------ Excerpted records ------

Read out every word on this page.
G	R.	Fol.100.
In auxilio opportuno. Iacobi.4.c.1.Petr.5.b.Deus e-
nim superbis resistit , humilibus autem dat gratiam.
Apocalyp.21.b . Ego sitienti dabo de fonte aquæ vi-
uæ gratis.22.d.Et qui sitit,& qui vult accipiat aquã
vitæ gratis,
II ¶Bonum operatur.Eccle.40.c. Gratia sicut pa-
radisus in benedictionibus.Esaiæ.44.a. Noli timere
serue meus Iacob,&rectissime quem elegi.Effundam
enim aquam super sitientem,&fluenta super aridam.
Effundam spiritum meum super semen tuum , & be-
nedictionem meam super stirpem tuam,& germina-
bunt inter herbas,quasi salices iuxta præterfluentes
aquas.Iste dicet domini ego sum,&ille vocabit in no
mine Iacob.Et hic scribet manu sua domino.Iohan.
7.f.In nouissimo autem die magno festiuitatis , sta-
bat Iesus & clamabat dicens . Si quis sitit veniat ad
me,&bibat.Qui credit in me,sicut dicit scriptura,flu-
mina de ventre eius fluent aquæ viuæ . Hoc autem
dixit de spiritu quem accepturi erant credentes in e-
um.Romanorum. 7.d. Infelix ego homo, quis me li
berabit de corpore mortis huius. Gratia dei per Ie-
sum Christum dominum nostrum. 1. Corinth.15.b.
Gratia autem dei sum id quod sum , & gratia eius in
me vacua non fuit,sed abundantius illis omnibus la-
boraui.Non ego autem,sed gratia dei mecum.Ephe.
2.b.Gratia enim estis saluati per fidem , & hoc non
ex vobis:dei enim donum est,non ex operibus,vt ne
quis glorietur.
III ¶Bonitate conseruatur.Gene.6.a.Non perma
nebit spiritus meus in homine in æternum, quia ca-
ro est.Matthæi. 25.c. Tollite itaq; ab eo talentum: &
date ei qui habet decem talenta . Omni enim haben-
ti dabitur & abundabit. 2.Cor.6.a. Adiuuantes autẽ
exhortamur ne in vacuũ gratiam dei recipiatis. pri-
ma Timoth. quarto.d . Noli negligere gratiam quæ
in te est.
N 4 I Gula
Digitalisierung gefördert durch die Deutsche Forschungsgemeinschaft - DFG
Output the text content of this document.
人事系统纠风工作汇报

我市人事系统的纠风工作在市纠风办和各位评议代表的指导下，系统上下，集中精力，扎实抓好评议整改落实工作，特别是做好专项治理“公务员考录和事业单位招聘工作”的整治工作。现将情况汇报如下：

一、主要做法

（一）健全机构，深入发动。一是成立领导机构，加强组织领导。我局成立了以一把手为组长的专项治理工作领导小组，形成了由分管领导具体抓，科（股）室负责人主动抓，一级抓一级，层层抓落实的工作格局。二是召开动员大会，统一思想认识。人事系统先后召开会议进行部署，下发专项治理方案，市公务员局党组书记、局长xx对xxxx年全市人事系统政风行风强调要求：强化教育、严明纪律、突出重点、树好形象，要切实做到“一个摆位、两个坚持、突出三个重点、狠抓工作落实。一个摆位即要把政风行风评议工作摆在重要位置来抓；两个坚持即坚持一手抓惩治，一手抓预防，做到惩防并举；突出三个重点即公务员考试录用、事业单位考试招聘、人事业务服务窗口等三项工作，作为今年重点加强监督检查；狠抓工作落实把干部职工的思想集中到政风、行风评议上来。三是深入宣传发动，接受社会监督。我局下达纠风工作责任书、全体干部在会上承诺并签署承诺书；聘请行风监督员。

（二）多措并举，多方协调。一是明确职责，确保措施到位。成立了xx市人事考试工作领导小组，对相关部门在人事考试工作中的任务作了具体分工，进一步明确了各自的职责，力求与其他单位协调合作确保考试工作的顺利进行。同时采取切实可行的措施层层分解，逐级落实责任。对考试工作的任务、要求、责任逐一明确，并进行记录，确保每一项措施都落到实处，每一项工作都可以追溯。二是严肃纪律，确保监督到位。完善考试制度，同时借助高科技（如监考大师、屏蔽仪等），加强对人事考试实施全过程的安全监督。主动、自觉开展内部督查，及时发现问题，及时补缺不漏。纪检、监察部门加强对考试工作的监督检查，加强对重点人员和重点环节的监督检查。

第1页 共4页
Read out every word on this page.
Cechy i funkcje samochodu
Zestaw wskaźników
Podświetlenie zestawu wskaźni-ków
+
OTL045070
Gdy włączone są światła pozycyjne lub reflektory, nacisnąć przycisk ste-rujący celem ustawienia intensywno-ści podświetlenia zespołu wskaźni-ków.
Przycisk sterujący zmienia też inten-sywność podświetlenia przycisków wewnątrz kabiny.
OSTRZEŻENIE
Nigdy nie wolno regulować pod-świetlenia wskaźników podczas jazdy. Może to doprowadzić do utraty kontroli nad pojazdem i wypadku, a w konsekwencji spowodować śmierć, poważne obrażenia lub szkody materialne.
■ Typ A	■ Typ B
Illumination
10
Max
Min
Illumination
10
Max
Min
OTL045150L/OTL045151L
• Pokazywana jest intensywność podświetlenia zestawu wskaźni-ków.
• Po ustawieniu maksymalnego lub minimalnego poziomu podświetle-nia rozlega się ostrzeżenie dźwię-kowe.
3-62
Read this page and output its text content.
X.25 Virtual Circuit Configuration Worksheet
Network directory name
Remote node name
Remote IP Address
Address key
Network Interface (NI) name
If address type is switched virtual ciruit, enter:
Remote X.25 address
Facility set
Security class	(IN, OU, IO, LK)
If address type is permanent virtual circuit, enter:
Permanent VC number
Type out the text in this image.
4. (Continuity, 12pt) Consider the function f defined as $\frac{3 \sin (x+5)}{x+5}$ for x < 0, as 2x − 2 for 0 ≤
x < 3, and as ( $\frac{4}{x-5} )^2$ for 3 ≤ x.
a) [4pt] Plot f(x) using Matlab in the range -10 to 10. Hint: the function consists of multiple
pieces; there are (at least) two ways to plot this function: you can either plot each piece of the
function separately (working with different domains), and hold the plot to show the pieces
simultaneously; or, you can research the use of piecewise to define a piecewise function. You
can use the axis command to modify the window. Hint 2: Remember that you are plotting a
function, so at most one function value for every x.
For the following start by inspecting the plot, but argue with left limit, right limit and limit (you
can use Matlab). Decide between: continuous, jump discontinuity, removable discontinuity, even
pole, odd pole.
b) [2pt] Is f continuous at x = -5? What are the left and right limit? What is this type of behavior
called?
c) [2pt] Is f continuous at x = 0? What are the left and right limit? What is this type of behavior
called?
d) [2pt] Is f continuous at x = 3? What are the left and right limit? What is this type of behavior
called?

------

Challenge => Exactly reproduce every record.

Worked answer =>
Read out every word on this page.
G	R.	Fol.100.
In auxilio opportuno. Iacobi.4.c.1.Petr.5.b.Deus e-
nim superbis resistit , humilibus autem dat gratiam.
Apocalyp.21.b . Ego sitienti dabo de fonte aquæ vi-
uæ gratis.22.d.Et qui sitit,& qui vult accipiat aquã
vitæ gratis,
II ¶Bonum operatur.Eccle.40.c. Gratia sicut pa-
radisus in benedictionibus.Esaiæ.44.a. Noli timere
serue meus Iacob,&rectissime quem elegi.Effundam
enim aquam super sitientem,&fluenta super aridam.
Effundam spiritum meum super semen tuum , & be-
nedictionem meam super stirpem tuam,& germina-
bunt inter herbas,quasi salices iuxta præterfluentes
aquas.Iste dicet domini ego sum,&ille vocabit in no
mine Iacob.Et hic scribet manu sua domino.Iohan.
7.f.In nouissimo autem die magno festiuitatis , sta-
bat Iesus & clamabat dicens . Si quis sitit veniat ad
me,&bibat.Qui credit in me,sicut dicit scriptura,flu-
mina de ventre eius fluent aquæ viuæ . Hoc autem
dixit de spiritu quem accepturi erant credentes in e-
um.Romanorum. 7.d. Infelix ego homo, quis me li
berabit de corpore mortis huius. Gratia dei per Ie-
sum Christum dominum nostrum. 1. Corinth.15.b.
Gratia autem dei sum id quod sum , & gratia eius in
me vacua non fuit,sed abundantius illis omnibus la-
boraui.Non ego autem,sed gratia dei mecum.Ephe.
2.b.Gratia enim estis saluati per fidem , & hoc non
ex vobis:dei enim donum est,non ex operibus,vt ne
quis glorietur.
III ¶Bonitate conseruatur.Gene.6.a.Non perma
nebit spiritus meus in homine in æternum, quia ca-
ro est.Matthæi. 25.c. Tollite itaq; ab eo talentum: &
date ei qui habet decem talenta . Omni enim haben-
ti dabitur & abundabit. 2.Cor.6.a. Adiuuantes autẽ
exhortamur ne in vacuũ gratiam dei recipiatis. pri-
ma Timoth. quarto.d . Noli negligere gratiam quæ
in te est.
N 4 I Gula
Digitalisierung gefördert durch die Deutsche Forschungsgemeinschaft - DFG
Output the text content of this document.
人事系统纠风工作汇报

我市人事系统的纠风工作在市纠风办和各位评议代表的指导下，系统上下，集中精力，扎实抓好评议整改落实工作，特别是做好专项治理“公务员考录和事业单位招聘工作”的整治工作。现将情况汇报如下：

一、主要做法

（一）健全机构，深入发动。一是成立领导机构，加强组织领导。我局成立了以一把手为组长的专项治理工作领导小组，形成了由分管领导具体抓，科（股）室负责人主动抓，一级抓一级，层层抓落实的工作格局。二是召开动员大会，统一思想认识。人事系统先后召开会议进行部署，下发专项治理方案，市公务员局党组书记、局长xx对xxxx年全市人事系统政风行风强调要求：强化教育、严明纪律、突出重点、树好形象，要切实做到“一个摆位、两个坚持、突出三个重点、狠抓工作落实。一个摆位即要把政风行风评议工作摆在重要位置来抓；两个坚持即坚持一手抓惩治，一手抓预防，做到惩防并举；突出三个重点即公务员考试录用、事业单位考试招聘、人事业务服务窗口等三项工作，作为今年重点加强监督检查；狠抓工作落实把干部职工的思想集中到政风、行风评议上来。三是深入宣传发动，接受社会监督。我局下达纠风工作责任书、全体干部在会上承诺并签署承诺书；聘请行风监督员。

（二）多措并举，多方协调。一是明确职责，确保措施到位。成立了xx市人事考试工作领导小组，对相关部门在人事考试工作中的任务作了具体分工，进一步明确了各自的职责，力求与其他单位协调合作确保考试工作的顺利进行。同时采取切实可行的措施层层分解，逐级落实责任。对考试工作的任务、要求、责任逐一明确，并进行记录，确保每一项措施都落到实处，每一项工作都可以追溯。二是严肃纪律，确保监督到位。完善考试制度，同时借助高科技（如监考大师、屏蔽仪等），加强对人事考试实施全过程的安全监督。主动、自觉开展内部督查，及时发现问题，及时补缺不漏。纪检、监察部门加强对考试工作的监督检查，加强对重点人员和重点环节的监督检查。

第1页 共4页
Read out every word on this page.
Cechy i funkcje samochodu
Zestaw wskaźników
Podświetlenie zestawu wskaźni-ków
+
OTL045070
Gdy włączone są światła pozycyjne lub reflektory, nacisnąć przycisk ste-rujący celem ustawienia intensywno-ści podświetlenia zespołu wskaźni-ków.
Przycisk sterujący zmienia też inten-sywność podświetlenia przycisków wewnątrz kabiny.
OSTRZEŻENIE
Nigdy nie wolno regulować pod-świetlenia wskaźników podczas jazdy. Może to doprowadzić do utraty kontroli nad pojazdem i wypadku, a w konsekwencji spowodować śmierć, poważne obrażenia lub szkody materialne.
■ Typ A	■ Typ B
Illumination
10
Max
Min
Illumination
10
Max
Min
OTL045150L/OTL045151L
• Pokazywana jest intensywność podświetlenia zestawu wskaźni-ków.
• Po ustawieniu maksymalnego lub minimalnego poziomu podświetle-nia rozlega się ostrzeżenie dźwię-kowe.
3-62
Read this page and output its text content.
X.25 Virtual Circuit Configuration Worksheet
Network directory name
Remote node name
Remote IP Address
Address key
Network Interface (NI) name
If address type is switched virtual ciruit, enter:
Remote X.25 address
Facility set
Security class	(IN, OU, IO, LK)
If address type is permanent virtual circuit, enter:
Permanent VC number
Type out the text in this image.
4. (Continuity, 12pt) Consider the function f defined as $\frac{3 \sin (x+5)}{x+5}$ for x < 0, as 2x − 2 for 0 ≤
x < 3, and as ( $\frac{4}{x-5} )^2$ for 3 ≤ x.
a) [4pt] Plot f(x) using Matlab in the range -10 to 10. Hint: the function consists of multiple
pieces; there are (at least) two ways to plot this function: you can either plot each piece of the
function separately (working with different domains), and hold the plot to show the pieces
simultaneously; or, you can research the use of piecewise to define a piecewise function. You
can use the axis command to modify the window. Hint 2: Remember that you are plotting a
function, so at most one function value for every x.
For the following start by inspecting the plot, but argue with left limit, right limit and limit (you
can use Matlab). Decide between: continuous, jump discontinuity, removable discontinuity, even
pole, odd pole.
b) [2pt] Is f continuous at x = -5? What are the left and right limit? What is this type of behavior
called?
c) [2pt] Is f continuous at x = 0? What are the left and right limit? What is this type of behavior
called?
d) [2pt] Is f continuous at x = 3? What are the left and right limit? What is this type of behavior
called?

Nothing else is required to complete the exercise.